**BRIEF:**
Transcribe all of the material exactly. Any picture in it should be left out.

**AVAILABLE RECORDS:**

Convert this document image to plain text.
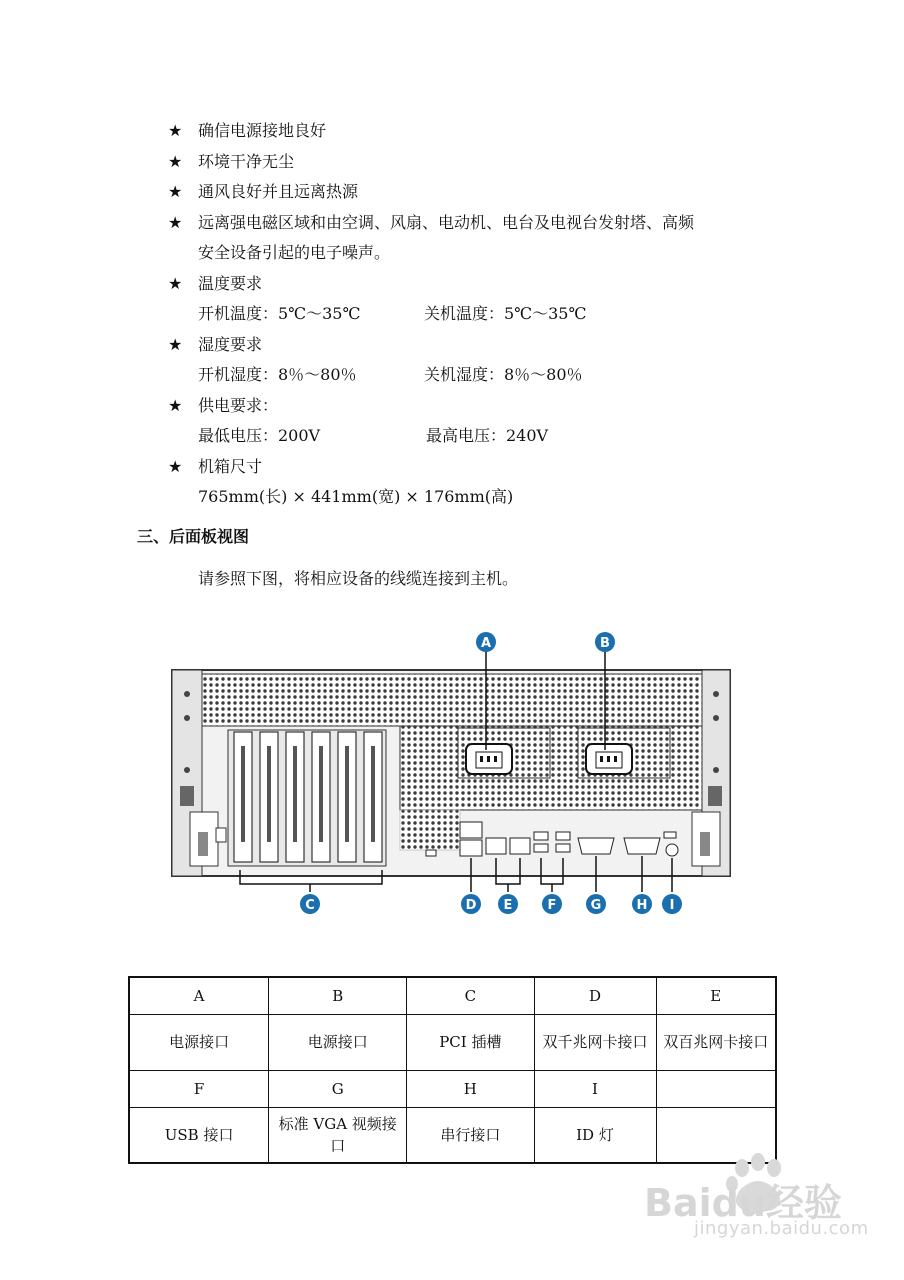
★ 确信电源接地良好
★ 环境干净无尘
★ 通风良好并且远离热源
★ 远离强电磁区域和由空调、风扇、电动机、电台及电视台发射塔、高频
安全设备引起的电子噪声。
★ 温度要求
开机温度：5℃～35℃	关机温度：5℃～35℃
★ 湿度要求
开机湿度：8％～80％	关机湿度：8％～80％
★ 供电要求：
最低电压：200V	最高电压：240V
★ 机箱尺寸
765mm(长) × 441mm(宽) × 176mm(高)
三、后面板视图
请参照下图，将相应设备的线缆连接到主机。
A	B
C	D E	F	G	H I
A	B	C	D	E
电源接口	电源接口	PCI 插槽	双千兆网卡接口	双百兆网卡接口
F	G	H	I	
USB 接口	标准 VGA 视频接口	串行接口	ID 灯	
Baidu经验
jingyan.baidu.com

**EXERCISE ANSWER:**
Convert this document image to plain text.
★ 确信电源接地良好
★ 环境干净无尘
★ 通风良好并且远离热源
★ 远离强电磁区域和由空调、风扇、电动机、电台及电视台发射塔、高频
安全设备引起的电子噪声。
★ 温度要求
开机温度：5℃～35℃	关机温度：5℃～35℃
★ 湿度要求
开机湿度：8％～80％	关机湿度：8％～80％
★ 供电要求：
最低电压：200V	最高电压：240V
★ 机箱尺寸
765mm(长) × 441mm(宽) × 176mm(高)
三、后面板视图
请参照下图，将相应设备的线缆连接到主机。
A	B
C	D E	F	G	H I
A	B	C	D	E
电源接口	电源接口	PCI 插槽	双千兆网卡接口	双百兆网卡接口
F	G	H	I	
USB 接口	标准 VGA 视频接口	串行接口	ID 灯	
Baidu经验
jingyan.baidu.com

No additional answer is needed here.